- [Material shown]
----------

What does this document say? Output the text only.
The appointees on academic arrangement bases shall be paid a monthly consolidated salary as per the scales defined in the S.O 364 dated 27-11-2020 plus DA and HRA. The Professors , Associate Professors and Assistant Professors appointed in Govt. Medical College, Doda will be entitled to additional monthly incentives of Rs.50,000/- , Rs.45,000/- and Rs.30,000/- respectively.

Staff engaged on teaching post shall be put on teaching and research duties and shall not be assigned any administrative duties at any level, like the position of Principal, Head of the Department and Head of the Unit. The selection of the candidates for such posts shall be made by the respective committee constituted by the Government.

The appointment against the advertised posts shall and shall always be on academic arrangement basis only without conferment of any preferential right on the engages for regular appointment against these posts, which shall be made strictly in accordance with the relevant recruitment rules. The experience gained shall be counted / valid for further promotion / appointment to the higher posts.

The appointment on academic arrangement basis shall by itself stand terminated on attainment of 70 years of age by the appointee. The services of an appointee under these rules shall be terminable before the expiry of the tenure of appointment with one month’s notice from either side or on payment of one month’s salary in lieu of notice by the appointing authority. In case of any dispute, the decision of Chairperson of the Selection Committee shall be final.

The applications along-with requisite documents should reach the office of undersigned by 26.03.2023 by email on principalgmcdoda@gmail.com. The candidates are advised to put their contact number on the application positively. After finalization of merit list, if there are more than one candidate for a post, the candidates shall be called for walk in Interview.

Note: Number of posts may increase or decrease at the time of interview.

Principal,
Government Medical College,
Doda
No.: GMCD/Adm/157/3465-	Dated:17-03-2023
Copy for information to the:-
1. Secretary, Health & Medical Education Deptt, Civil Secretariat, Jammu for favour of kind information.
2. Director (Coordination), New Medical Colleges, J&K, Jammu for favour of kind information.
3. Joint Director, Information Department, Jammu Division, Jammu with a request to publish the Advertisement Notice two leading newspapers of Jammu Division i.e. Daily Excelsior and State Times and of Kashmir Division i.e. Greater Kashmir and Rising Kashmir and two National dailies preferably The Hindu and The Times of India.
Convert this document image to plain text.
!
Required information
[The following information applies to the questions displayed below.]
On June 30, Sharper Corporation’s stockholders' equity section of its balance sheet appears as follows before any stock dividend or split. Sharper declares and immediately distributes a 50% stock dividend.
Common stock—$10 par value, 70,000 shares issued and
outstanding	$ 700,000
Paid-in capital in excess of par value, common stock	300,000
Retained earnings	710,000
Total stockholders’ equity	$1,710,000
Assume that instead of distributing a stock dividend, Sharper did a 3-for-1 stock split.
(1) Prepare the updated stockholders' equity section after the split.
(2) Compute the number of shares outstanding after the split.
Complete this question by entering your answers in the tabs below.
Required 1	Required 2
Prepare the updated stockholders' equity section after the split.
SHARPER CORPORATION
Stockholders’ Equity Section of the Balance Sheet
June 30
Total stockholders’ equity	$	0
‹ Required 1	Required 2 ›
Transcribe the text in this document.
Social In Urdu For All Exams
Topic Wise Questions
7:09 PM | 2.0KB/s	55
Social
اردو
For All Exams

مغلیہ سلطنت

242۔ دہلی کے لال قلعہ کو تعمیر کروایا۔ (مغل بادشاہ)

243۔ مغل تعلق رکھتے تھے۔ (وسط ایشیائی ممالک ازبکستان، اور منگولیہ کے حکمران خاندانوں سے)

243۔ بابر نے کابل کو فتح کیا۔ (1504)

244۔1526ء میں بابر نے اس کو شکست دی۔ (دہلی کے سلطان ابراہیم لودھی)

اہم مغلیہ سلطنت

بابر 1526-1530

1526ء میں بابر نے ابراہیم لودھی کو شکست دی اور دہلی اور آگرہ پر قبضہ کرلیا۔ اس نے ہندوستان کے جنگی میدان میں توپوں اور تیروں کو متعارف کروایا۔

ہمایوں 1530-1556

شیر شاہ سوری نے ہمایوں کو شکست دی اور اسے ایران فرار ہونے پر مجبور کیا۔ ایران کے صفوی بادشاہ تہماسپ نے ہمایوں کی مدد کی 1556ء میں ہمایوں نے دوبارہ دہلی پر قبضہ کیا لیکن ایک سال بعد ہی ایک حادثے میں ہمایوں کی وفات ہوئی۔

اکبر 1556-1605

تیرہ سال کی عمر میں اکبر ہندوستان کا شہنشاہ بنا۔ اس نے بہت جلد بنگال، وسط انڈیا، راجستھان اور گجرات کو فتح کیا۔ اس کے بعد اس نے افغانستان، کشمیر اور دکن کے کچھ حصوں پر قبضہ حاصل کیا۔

----------

- [What you should do] Repeat the material in full, exactly as it stands.

- [Response below]
What does this document say? Output the text only.
The appointees on academic arrangement bases shall be paid a monthly consolidated salary as per the scales defined in the S.O 364 dated 27-11-2020 plus DA and HRA. The Professors , Associate Professors and Assistant Professors appointed in Govt. Medical College, Doda will be entitled to additional monthly incentives of Rs.50,000/- , Rs.45,000/- and Rs.30,000/- respectively.

Staff engaged on teaching post shall be put on teaching and research duties and shall not be assigned any administrative duties at any level, like the position of Principal, Head of the Department and Head of the Unit. The selection of the candidates for such posts shall be made by the respective committee constituted by the Government.

The appointment against the advertised posts shall and shall always be on academic arrangement basis only without conferment of any preferential right on the engages for regular appointment against these posts, which shall be made strictly in accordance with the relevant recruitment rules. The experience gained shall be counted / valid for further promotion / appointment to the higher posts.

The appointment on academic arrangement basis shall by itself stand terminated on attainment of 70 years of age by the appointee. The services of an appointee under these rules shall be terminable before the expiry of the tenure of appointment with one month’s notice from either side or on payment of one month’s salary in lieu of notice by the appointing authority. In case of any dispute, the decision of Chairperson of the Selection Committee shall be final.

The applications along-with requisite documents should reach the office of undersigned by 26.03.2023 by email on principalgmcdoda@gmail.com. The candidates are advised to put their contact number on the application positively. After finalization of merit list, if there are more than one candidate for a post, the candidates shall be called for walk in Interview.

Note: Number of posts may increase or decrease at the time of interview.

Principal,
Government Medical College,
Doda
No.: GMCD/Adm/157/3465-	Dated:17-03-2023
Copy for information to the:-
1. Secretary, Health & Medical Education Deptt, Civil Secretariat, Jammu for favour of kind information.
2. Director (Coordination), New Medical Colleges, J&K, Jammu for favour of kind information.
3. Joint Director, Information Department, Jammu Division, Jammu with a request to publish the Advertisement Notice two leading newspapers of Jammu Division i.e. Daily Excelsior and State Times and of Kashmir Division i.e. Greater Kashmir and Rising Kashmir and two National dailies preferably The Hindu and The Times of India.
Convert this document image to plain text.
!
Required information
[The following information applies to the questions displayed below.]
On June 30, Sharper Corporation’s stockholders' equity section of its balance sheet appears as follows before any stock dividend or split. Sharper declares and immediately distributes a 50% stock dividend.
Common stock—$10 par value, 70,000 shares issued and
outstanding	$ 700,000
Paid-in capital in excess of par value, common stock	300,000
Retained earnings	710,000
Total stockholders’ equity	$1,710,000
Assume that instead of distributing a stock dividend, Sharper did a 3-for-1 stock split.
(1) Prepare the updated stockholders' equity section after the split.
(2) Compute the number of shares outstanding after the split.
Complete this question by entering your answers in the tabs below.
Required 1	Required 2
Prepare the updated stockholders' equity section after the split.
SHARPER CORPORATION
Stockholders’ Equity Section of the Balance Sheet
June 30
Total stockholders’ equity	$	0
‹ Required 1	Required 2 ›
Transcribe the text in this document.
Social In Urdu For All Exams
Topic Wise Questions
7:09 PM | 2.0KB/s	55
Social
اردو
For All Exams

مغلیہ سلطنت

242۔ دہلی کے لال قلعہ کو تعمیر کروایا۔ (مغل بادشاہ)

243۔ مغل تعلق رکھتے تھے۔ (وسط ایشیائی ممالک ازبکستان، اور منگولیہ کے حکمران خاندانوں سے)

243۔ بابر نے کابل کو فتح کیا۔ (1504)

244۔1526ء میں بابر نے اس کو شکست دی۔ (دہلی کے سلطان ابراہیم لودھی)

اہم مغلیہ سلطنت

بابر 1526-1530

1526ء میں بابر نے ابراہیم لودھی کو شکست دی اور دہلی اور آگرہ پر قبضہ کرلیا۔ اس نے ہندوستان کے جنگی میدان میں توپوں اور تیروں کو متعارف کروایا۔

ہمایوں 1530-1556

شیر شاہ سوری نے ہمایوں کو شکست دی اور اسے ایران فرار ہونے پر مجبور کیا۔ ایران کے صفوی بادشاہ تہماسپ نے ہمایوں کی مدد کی 1556ء میں ہمایوں نے دوبارہ دہلی پر قبضہ کیا لیکن ایک سال بعد ہی ایک حادثے میں ہمایوں کی وفات ہوئی۔

اکبر 1556-1605

تیرہ سال کی عمر میں اکبر ہندوستان کا شہنشاہ بنا۔ اس نے بہت جلد بنگال، وسط انڈیا، راجستھان اور گجرات کو فتح کیا۔ اس کے بعد اس نے افغانستان، کشمیر اور دکن کے کچھ حصوں پر قبضہ حاصل کیا۔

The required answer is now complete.